The records
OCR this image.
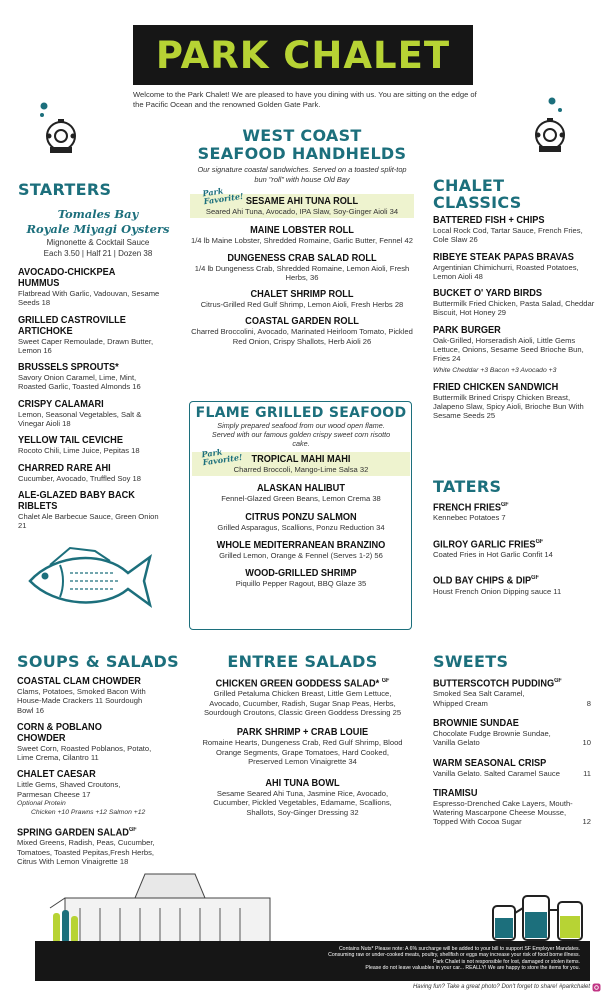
PARK CHALET

Welcome to the Park Chalet! We are pleased to have you dining with us. You are sitting on the edge of the Pacific Ocean and the renowned Golden Gate Park.

STARTERS
Tomales Bay
Royale Miyagi Oysters
Mignonette & Cocktail Sauce
Each 3.50 | Half 21 | Dozen 38
AVOCADO-CHICKPEA HUMMUS

Flatbread With Garlic, Vadouvan, Sesame Seeds 18

GRILLED CASTROVILLE ARTICHOKE

Sweet Caper Remoulade, Drawn Butter, Lemon 16

BRUSSELS SPROUTS*

Savory Onion Caramel, Lime, Mint, Roasted Garlic, Toasted Almonds 16

CRISPY CALAMARI

Lemon, Seasonal Vegetables, Salt & Vinegar Aioli 18

YELLOW TAIL CEVICHE

Rocoto Chili, Lime Juice, Pepitas 18

CHARRED RARE AHI

Cucumber, Avocado, Truffled Soy 18

ALE-GLAZED BABY BACK RIBLETS

Chalet Ale Barbecue Sauce, Green Onion 21

WEST COAST
SEAFOOD HANDHELDS

Our signature coastal sandwiches. Served on a toasted split-top bun "roll" with house Old Bay

SESAME AHI TUNA ROLL

Seared Ahi Tuna, Avocado, IPA Slaw, Soy-Ginger Aioli 34

MAINE LOBSTER ROLL

1/4 lb Maine Lobster, Shredded Romaine, Garlic Butter, Fennel 42

DUNGENESS CRAB SALAD ROLL

1/4 lb Dungeness Crab, Shredded Romaine, Lemon Aioli, Fresh Herbs, 36

CHALET SHRIMP ROLL

Citrus-Grilled Red Gulf Shrimp, Lemon Aioli, Fresh Herbs 28

COASTAL GARDEN ROLL

Charred Broccolini, Avocado, Marinated Heirloom Tomato, Pickled Red Onion, Crispy Shallots, Herb Aioli 26

Park Favorite!
FLAME GRILLED SEAFOOD

Simply prepared seafood from our wood open flame. Served with our famous golden crispy sweet corn risotto cake.

TROPICAL MAHI MAHI

Charred Broccoli, Mango-Lime Salsa 32

ALASKAN HALIBUT

Fennel-Glazed Green Beans, Lemon Crema 38

CITRUS PONZU SALMON

Grilled Asparagus, Scallions, Ponzu Reduction 34

WHOLE MEDITERRANEAN BRANZINO

Grilled Lemon, Orange & Fennel (Serves 1-2) 56

WOOD-GRILLED SHRIMP

Piquillo Pepper Ragout, BBQ Glaze 35

Park Favorite!
CHALET
CLASSICS
BATTERED FISH + CHIPS

Local Rock Cod, Tartar Sauce, French Fries, Cole Slaw 26

RIBEYE STEAK PAPAS BRAVAS

Argentinian Chimichurri, Roasted Potatoes, Lemon Aioli 48

BUCKET O' YARD BIRDS

Buttermilk Fried Chicken, Pasta Salad, Cheddar Biscuit, Hot Honey 29

PARK BURGER

Oak-Grilled, Horseradish Aioli, Little Gems Lettuce, Onions, Sesame Seed Brioche Bun, Fries 24

White Cheddar +3 Bacon +3 Avocado +3

FRIED CHICKEN SANDWICH

Buttermilk Brined Crispy Chicken Breast, Jalapeno Slaw, Spicy Aioli, Brioche Bun With Sesame Seeds 25

TATERS
FRENCH $FRIES^{GF}$

Kennebec Potatoes 7

GILROY GARLIC $FRIES^{GF}$

Coated Fries in Hot Garlic Confit 14

OLD BAY CHIPS & $DIP^{GF}$

Houst French Onion Dipping sauce 11

SOUPS & SALADS
COASTAL CLAM CHOWDER

Clams, Potatoes, Smoked Bacon With House-Made Crackers 11 Sourdough Bowl 16

CORN & POBLANO CHOWDER

Sweet Corn, Roasted Poblanos, Potato, Lime Crema, Cilantro 11

CHALET CAESAR

Little Gems, Shaved Croutons, Parmesan Cheese 17

Optional Protein

Chicken +10 Prawns +12 Salmon +12

SPRING GARDEN $SALAD^{GF}$

Mixed Greens, Radish, Peas, Cucumber, Tomatoes, Toasted Pepitas,Fresh Herbs, Citrus With Lemon Vinaigrette 18

ENTREE SALADS
CHICKEN GREEN GODDESS SALAD* $^{GF}$

Grilled Petaluma Chicken Breast, Little Gem Lettuce, Avocado, Cucumber, Radish, Sugar Snap Peas, Herbs, Sourdough Croutons, Classic Green Goddess Dressing 25

PARK SHRIMP + CRAB LOUIE

Romaine Hearts, Dungeness Crab, Red Gulf Shrimp, Blood Orange Segments, Grape Tomatoes, Hard Cooked, Preserved Lemon Vinaigrette 34

AHI TUNA BOWL

Sesame Seared Ahi Tuna, Jasmine Rice, Avocado, Cucumber, Pickled Vegetables, Edamame, Scallions, Shallots, Soy-Ginger Dressing 32

SWEETS
BUTTERSCOTCH $PUDDING^{GF}$

Smoked Sea Salt Caramel, Whipped Cream	8

BROWNIE SUNDAE

Chocolate Fudge Brownie Sundae, Vanilla Gelato	10

WARM SEASONAL CRISP

Vanilla Gelato. Salted Caramel Sauce	11

TIRAMISU

Espresso-Drenched Cake Layers, Mouth-Watering Mascarpone Cheese Mousse, Topped With Cocoa Sugar	12

Contains Nuts* Please note: A 6% surcharge will be added to your bill to support SF Employer Mandates.
Consuming raw or under-cooked meats, poultry, shellfish or eggs may increase your risk of food borne illness.
Park Chalet is not responsible for lost, damaged or stolen items.
Please do not leave valuables in your car... REALLY! We are happy to store the items for you.
Having fun? Take a great photo? Don't forget to share! #parkchalet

Task instructions
Your answer should be an exact copy of the entries above, with no images included.

Expected output
OCR this image.
PARK CHALET

Welcome to the Park Chalet! We are pleased to have you dining with us. You are sitting on the edge of the Pacific Ocean and the renowned Golden Gate Park.

STARTERS
Tomales Bay
Royale Miyagi Oysters
Mignonette & Cocktail Sauce
Each 3.50 | Half 21 | Dozen 38
AVOCADO-CHICKPEA HUMMUS

Flatbread With Garlic, Vadouvan, Sesame Seeds 18

GRILLED CASTROVILLE ARTICHOKE

Sweet Caper Remoulade, Drawn Butter, Lemon 16

BRUSSELS SPROUTS*

Savory Onion Caramel, Lime, Mint, Roasted Garlic, Toasted Almonds 16

CRISPY CALAMARI

Lemon, Seasonal Vegetables, Salt & Vinegar Aioli 18

YELLOW TAIL CEVICHE

Rocoto Chili, Lime Juice, Pepitas 18

CHARRED RARE AHI

Cucumber, Avocado, Truffled Soy 18

ALE-GLAZED BABY BACK RIBLETS

Chalet Ale Barbecue Sauce, Green Onion 21

WEST COAST
SEAFOOD HANDHELDS

Our signature coastal sandwiches. Served on a toasted split-top bun "roll" with house Old Bay

SESAME AHI TUNA ROLL

Seared Ahi Tuna, Avocado, IPA Slaw, Soy-Ginger Aioli 34

MAINE LOBSTER ROLL

1/4 lb Maine Lobster, Shredded Romaine, Garlic Butter, Fennel 42

DUNGENESS CRAB SALAD ROLL

1/4 lb Dungeness Crab, Shredded Romaine, Lemon Aioli, Fresh Herbs, 36

CHALET SHRIMP ROLL

Citrus-Grilled Red Gulf Shrimp, Lemon Aioli, Fresh Herbs 28

COASTAL GARDEN ROLL

Charred Broccolini, Avocado, Marinated Heirloom Tomato, Pickled Red Onion, Crispy Shallots, Herb Aioli 26

Park Favorite!
FLAME GRILLED SEAFOOD

Simply prepared seafood from our wood open flame. Served with our famous golden crispy sweet corn risotto cake.

TROPICAL MAHI MAHI

Charred Broccoli, Mango-Lime Salsa 32

ALASKAN HALIBUT

Fennel-Glazed Green Beans, Lemon Crema 38

CITRUS PONZU SALMON

Grilled Asparagus, Scallions, Ponzu Reduction 34

WHOLE MEDITERRANEAN BRANZINO

Grilled Lemon, Orange & Fennel (Serves 1-2) 56

WOOD-GRILLED SHRIMP

Piquillo Pepper Ragout, BBQ Glaze 35

Park Favorite!
CHALET
CLASSICS
BATTERED FISH + CHIPS

Local Rock Cod, Tartar Sauce, French Fries, Cole Slaw 26

RIBEYE STEAK PAPAS BRAVAS

Argentinian Chimichurri, Roasted Potatoes, Lemon Aioli 48

BUCKET O' YARD BIRDS

Buttermilk Fried Chicken, Pasta Salad, Cheddar Biscuit, Hot Honey 29

PARK BURGER

Oak-Grilled, Horseradish Aioli, Little Gems Lettuce, Onions, Sesame Seed Brioche Bun, Fries 24

White Cheddar +3 Bacon +3 Avocado +3

FRIED CHICKEN SANDWICH

Buttermilk Brined Crispy Chicken Breast, Jalapeno Slaw, Spicy Aioli, Brioche Bun With Sesame Seeds 25

TATERS
FRENCH $FRIES^{GF}$

Kennebec Potatoes 7

GILROY GARLIC $FRIES^{GF}$

Coated Fries in Hot Garlic Confit 14

OLD BAY CHIPS & $DIP^{GF}$

Houst French Onion Dipping sauce 11

SOUPS & SALADS
COASTAL CLAM CHOWDER

Clams, Potatoes, Smoked Bacon With House-Made Crackers 11 Sourdough Bowl 16

CORN & POBLANO CHOWDER

Sweet Corn, Roasted Poblanos, Potato, Lime Crema, Cilantro 11

CHALET CAESAR

Little Gems, Shaved Croutons, Parmesan Cheese 17

Optional Protein

Chicken +10 Prawns +12 Salmon +12

SPRING GARDEN $SALAD^{GF}$

Mixed Greens, Radish, Peas, Cucumber, Tomatoes, Toasted Pepitas,Fresh Herbs, Citrus With Lemon Vinaigrette 18

ENTREE SALADS
CHICKEN GREEN GODDESS SALAD* $^{GF}$

Grilled Petaluma Chicken Breast, Little Gem Lettuce, Avocado, Cucumber, Radish, Sugar Snap Peas, Herbs, Sourdough Croutons, Classic Green Goddess Dressing 25

PARK SHRIMP + CRAB LOUIE

Romaine Hearts, Dungeness Crab, Red Gulf Shrimp, Blood Orange Segments, Grape Tomatoes, Hard Cooked, Preserved Lemon Vinaigrette 34

AHI TUNA BOWL

Sesame Seared Ahi Tuna, Jasmine Rice, Avocado, Cucumber, Pickled Vegetables, Edamame, Scallions, Shallots, Soy-Ginger Dressing 32

SWEETS
BUTTERSCOTCH $PUDDING^{GF}$

Smoked Sea Salt Caramel, Whipped Cream	8

BROWNIE SUNDAE

Chocolate Fudge Brownie Sundae, Vanilla Gelato	10

WARM SEASONAL CRISP

Vanilla Gelato. Salted Caramel Sauce	11

TIRAMISU

Espresso-Drenched Cake Layers, Mouth-Watering Mascarpone Cheese Mousse, Topped With Cocoa Sugar	12

Contains Nuts* Please note: A 6% surcharge will be added to your bill to support SF Employer Mandates.
Consuming raw or under-cooked meats, poultry, shellfish or eggs may increase your risk of food borne illness.
Park Chalet is not responsible for lost, damaged or stolen items.
Please do not leave valuables in your car... REALLY! We are happy to store the items for you.
Having fun? Take a great photo? Don't forget to share! #parkchalet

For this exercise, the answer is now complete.